* **Aim**
Starting with the line that contains "Extract all readable text from this page.", write out each line through the end of the listing, unchanged. Output nothing else.
──────────────────────────────
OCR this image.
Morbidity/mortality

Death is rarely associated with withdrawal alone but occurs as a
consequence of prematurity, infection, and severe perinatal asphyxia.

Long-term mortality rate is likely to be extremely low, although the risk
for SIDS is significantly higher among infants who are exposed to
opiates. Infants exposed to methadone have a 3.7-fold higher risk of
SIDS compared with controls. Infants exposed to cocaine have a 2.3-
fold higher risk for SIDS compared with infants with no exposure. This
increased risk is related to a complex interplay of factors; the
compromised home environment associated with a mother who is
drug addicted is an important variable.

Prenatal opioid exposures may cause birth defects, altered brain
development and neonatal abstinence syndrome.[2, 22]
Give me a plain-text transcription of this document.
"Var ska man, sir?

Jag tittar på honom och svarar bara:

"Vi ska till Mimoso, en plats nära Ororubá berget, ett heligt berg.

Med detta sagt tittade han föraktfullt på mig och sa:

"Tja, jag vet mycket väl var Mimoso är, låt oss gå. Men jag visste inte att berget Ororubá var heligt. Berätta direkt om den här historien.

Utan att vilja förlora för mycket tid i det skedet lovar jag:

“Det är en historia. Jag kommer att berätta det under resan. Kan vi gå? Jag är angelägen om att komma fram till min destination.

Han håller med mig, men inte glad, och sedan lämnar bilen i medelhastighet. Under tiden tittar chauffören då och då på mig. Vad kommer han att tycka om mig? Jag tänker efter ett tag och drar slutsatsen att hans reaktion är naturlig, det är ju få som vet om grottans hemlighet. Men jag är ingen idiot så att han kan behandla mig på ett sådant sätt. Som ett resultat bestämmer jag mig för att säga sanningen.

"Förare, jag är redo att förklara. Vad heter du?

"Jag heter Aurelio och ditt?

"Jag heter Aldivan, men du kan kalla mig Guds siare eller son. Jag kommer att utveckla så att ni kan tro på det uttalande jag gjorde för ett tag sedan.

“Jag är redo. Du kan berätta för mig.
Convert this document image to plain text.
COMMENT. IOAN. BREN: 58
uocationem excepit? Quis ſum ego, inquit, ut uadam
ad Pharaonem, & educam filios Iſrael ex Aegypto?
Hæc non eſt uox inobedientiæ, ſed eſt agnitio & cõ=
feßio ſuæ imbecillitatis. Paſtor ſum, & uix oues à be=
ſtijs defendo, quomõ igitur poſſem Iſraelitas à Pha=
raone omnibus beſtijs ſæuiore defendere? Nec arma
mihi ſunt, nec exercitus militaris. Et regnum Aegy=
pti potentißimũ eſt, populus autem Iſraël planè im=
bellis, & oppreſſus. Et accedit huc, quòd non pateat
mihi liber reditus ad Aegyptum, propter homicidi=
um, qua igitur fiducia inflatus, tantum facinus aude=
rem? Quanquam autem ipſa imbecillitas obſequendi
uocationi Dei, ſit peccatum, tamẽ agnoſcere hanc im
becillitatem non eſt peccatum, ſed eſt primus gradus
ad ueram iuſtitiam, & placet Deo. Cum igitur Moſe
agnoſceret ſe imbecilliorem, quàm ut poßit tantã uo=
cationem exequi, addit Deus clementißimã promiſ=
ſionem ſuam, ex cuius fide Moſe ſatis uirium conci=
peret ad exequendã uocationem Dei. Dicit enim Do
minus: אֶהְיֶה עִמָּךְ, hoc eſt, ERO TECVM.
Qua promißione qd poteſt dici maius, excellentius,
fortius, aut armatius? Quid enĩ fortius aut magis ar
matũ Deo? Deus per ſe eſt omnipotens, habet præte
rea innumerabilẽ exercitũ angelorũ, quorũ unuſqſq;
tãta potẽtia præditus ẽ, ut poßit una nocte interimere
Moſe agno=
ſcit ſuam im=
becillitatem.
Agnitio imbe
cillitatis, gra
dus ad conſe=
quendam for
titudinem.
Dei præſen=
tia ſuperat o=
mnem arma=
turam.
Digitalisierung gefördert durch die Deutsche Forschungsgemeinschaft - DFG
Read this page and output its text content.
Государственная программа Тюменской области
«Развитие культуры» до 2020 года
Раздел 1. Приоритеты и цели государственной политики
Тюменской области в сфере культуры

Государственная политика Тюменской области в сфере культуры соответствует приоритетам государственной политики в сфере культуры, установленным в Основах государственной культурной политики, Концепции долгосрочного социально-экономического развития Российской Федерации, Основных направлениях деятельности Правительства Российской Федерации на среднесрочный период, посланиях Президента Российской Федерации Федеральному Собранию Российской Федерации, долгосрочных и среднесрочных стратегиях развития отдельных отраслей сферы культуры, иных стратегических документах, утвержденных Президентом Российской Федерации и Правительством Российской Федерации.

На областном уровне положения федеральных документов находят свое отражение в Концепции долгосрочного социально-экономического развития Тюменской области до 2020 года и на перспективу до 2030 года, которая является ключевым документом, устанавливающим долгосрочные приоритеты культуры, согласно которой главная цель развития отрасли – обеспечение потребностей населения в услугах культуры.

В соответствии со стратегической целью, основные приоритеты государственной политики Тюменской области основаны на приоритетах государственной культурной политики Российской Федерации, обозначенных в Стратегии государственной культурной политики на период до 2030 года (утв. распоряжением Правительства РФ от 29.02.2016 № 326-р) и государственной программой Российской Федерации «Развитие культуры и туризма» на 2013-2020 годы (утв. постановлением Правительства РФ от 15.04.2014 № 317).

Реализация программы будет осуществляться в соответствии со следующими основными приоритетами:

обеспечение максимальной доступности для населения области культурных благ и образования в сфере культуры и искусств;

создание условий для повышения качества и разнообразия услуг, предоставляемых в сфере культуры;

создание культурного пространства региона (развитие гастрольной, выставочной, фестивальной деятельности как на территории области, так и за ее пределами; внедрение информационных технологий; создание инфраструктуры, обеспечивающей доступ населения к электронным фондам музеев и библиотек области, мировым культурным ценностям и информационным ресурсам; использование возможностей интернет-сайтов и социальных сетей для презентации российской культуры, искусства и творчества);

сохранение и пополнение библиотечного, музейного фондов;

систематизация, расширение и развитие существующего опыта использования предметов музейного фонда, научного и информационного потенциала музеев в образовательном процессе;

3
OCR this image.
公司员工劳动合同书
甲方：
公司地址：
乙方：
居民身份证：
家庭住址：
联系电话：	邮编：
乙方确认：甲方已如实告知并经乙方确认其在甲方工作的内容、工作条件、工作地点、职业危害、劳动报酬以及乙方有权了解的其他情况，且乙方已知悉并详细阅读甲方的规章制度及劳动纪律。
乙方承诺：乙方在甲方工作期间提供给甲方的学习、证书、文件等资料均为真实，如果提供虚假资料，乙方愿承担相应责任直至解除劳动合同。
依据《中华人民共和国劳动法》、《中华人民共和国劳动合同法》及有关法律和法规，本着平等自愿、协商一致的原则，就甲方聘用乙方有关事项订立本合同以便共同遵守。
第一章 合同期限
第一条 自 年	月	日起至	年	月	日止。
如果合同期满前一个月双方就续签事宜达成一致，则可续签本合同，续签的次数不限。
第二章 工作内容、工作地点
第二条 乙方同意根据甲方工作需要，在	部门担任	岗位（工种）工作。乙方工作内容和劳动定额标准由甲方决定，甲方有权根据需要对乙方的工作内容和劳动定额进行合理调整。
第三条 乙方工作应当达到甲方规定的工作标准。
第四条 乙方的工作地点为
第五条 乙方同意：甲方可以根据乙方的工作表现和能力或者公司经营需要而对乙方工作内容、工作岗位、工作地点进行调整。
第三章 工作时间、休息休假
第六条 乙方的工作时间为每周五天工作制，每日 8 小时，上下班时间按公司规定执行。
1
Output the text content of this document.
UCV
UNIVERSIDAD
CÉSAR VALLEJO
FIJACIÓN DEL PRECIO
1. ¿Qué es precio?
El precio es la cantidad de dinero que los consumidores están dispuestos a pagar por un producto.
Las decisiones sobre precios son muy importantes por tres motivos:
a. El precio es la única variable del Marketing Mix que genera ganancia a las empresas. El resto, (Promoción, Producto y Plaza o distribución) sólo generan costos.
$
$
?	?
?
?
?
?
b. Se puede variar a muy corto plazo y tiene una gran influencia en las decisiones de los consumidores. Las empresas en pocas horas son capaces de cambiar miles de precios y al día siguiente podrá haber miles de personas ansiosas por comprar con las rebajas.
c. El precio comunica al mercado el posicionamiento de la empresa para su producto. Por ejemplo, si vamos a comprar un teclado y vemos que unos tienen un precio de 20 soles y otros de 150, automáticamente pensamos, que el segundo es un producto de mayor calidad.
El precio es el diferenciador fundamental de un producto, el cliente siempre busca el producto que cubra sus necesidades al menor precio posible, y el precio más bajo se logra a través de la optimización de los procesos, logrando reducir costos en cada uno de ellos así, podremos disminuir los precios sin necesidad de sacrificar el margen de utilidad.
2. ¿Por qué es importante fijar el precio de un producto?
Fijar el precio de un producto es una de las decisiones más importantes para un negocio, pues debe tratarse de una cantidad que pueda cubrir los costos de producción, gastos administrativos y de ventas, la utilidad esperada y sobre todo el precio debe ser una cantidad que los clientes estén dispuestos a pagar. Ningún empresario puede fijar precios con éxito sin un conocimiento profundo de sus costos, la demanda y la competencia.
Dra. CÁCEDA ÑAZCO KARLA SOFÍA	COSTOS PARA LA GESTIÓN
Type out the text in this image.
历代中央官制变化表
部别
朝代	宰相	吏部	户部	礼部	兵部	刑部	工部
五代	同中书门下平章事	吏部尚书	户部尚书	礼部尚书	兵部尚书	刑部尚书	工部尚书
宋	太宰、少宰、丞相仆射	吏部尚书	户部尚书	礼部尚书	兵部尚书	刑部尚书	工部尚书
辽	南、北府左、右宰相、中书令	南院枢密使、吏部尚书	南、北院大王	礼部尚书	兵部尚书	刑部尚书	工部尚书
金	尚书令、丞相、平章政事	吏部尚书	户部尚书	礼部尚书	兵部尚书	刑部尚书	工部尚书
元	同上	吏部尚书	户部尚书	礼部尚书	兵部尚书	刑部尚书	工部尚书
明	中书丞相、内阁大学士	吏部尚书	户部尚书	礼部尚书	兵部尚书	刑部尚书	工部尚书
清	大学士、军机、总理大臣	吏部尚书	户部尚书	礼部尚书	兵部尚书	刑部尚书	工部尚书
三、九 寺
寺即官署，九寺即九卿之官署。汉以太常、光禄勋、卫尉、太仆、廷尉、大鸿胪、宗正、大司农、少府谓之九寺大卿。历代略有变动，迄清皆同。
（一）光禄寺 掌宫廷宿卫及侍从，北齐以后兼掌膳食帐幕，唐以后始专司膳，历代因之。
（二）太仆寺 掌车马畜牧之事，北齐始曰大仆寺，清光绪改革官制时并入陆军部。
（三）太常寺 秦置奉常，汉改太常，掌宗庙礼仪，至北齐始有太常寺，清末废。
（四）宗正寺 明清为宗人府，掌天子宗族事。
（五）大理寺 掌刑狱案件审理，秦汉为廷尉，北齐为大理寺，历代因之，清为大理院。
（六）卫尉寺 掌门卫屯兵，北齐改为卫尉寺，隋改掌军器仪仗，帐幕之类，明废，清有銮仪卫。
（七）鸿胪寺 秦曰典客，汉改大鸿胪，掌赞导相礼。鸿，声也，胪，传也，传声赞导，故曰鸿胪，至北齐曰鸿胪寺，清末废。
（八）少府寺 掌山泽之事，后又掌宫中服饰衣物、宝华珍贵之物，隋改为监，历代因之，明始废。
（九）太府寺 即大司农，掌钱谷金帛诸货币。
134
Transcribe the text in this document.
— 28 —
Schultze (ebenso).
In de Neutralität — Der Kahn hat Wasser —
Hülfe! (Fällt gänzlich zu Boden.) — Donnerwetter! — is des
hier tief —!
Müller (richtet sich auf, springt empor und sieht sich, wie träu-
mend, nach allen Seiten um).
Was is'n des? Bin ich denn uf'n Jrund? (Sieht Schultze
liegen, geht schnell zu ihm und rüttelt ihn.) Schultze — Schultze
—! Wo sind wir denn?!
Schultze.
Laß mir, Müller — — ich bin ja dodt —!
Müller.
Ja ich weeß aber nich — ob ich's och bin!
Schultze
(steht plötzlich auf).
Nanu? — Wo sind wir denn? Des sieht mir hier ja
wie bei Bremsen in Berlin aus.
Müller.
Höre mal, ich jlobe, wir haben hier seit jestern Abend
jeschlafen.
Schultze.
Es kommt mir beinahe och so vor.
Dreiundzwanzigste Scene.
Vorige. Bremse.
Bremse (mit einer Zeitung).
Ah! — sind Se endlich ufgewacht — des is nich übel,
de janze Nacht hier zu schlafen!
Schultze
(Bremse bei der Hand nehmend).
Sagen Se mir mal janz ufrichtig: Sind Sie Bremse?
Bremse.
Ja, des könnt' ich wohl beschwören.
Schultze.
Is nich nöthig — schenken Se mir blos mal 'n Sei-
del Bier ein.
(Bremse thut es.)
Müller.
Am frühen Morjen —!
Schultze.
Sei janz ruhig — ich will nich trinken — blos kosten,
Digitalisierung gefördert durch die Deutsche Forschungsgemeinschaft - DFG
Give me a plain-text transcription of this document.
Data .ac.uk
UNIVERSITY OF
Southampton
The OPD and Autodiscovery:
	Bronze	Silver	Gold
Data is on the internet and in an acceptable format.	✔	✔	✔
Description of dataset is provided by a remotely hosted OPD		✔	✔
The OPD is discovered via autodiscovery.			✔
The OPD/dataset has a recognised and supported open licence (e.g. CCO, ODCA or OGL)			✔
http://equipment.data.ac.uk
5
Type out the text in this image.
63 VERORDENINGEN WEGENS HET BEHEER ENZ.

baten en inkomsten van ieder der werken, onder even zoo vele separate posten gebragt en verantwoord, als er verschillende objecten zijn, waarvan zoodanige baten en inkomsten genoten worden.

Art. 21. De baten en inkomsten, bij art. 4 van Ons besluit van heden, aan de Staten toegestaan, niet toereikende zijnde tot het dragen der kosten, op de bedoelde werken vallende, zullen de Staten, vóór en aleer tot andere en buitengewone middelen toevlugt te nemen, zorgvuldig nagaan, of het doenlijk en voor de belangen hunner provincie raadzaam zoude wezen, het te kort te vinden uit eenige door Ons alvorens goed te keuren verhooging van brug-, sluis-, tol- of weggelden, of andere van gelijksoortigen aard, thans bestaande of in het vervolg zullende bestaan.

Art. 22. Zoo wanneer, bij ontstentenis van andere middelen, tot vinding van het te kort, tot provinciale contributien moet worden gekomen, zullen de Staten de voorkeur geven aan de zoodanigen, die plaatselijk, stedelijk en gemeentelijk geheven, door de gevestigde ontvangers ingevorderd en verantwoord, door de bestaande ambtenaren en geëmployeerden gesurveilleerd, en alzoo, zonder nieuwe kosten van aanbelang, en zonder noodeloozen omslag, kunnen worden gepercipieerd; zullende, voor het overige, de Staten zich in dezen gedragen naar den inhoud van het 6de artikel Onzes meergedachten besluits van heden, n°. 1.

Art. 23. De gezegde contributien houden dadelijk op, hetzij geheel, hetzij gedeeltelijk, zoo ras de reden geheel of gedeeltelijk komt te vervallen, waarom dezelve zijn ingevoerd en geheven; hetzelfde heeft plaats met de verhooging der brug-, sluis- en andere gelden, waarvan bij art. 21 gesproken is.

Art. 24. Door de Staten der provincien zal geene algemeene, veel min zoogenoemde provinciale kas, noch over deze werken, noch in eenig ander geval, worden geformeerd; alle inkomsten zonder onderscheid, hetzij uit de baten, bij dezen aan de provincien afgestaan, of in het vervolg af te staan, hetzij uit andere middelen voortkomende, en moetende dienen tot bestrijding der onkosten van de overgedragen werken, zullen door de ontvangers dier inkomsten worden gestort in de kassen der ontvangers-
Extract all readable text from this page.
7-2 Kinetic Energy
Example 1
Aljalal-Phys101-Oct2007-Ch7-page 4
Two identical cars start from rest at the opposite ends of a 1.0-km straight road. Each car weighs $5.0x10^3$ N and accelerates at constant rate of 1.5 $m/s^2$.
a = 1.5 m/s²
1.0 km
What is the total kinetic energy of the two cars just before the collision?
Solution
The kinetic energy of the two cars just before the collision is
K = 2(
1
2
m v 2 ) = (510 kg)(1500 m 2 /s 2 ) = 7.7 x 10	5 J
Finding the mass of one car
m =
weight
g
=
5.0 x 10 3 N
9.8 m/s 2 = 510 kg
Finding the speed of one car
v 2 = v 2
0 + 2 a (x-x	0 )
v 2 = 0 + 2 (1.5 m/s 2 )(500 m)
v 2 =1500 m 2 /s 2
──────────────────────────────
* **Result below**
Extract all readable text from this page.
7-2 Kinetic Energy
Example 1
Aljalal-Phys101-Oct2007-Ch7-page 4
Two identical cars start from rest at the opposite ends of a 1.0-km straight road. Each car weighs $5.0x10^3$ N and accelerates at constant rate of 1.5 $m/s^2$.
a = 1.5 m/s²
1.0 km
What is the total kinetic energy of the two cars just before the collision?
Solution
The kinetic energy of the two cars just before the collision is
K = 2(
1
2
m v 2 ) = (510 kg)(1500 m 2 /s 2 ) = 7.7 x 10	5 J
Finding the mass of one car
m =
weight
g
=
5.0 x 10 3 N
9.8 m/s 2 = 510 kg
Finding the speed of one car
v 2 = v 2
0 + 2 a (x-x	0 )
v 2 = 0 + 2 (1.5 m/s 2 )(500 m)
v 2 =1500 m 2 /s 2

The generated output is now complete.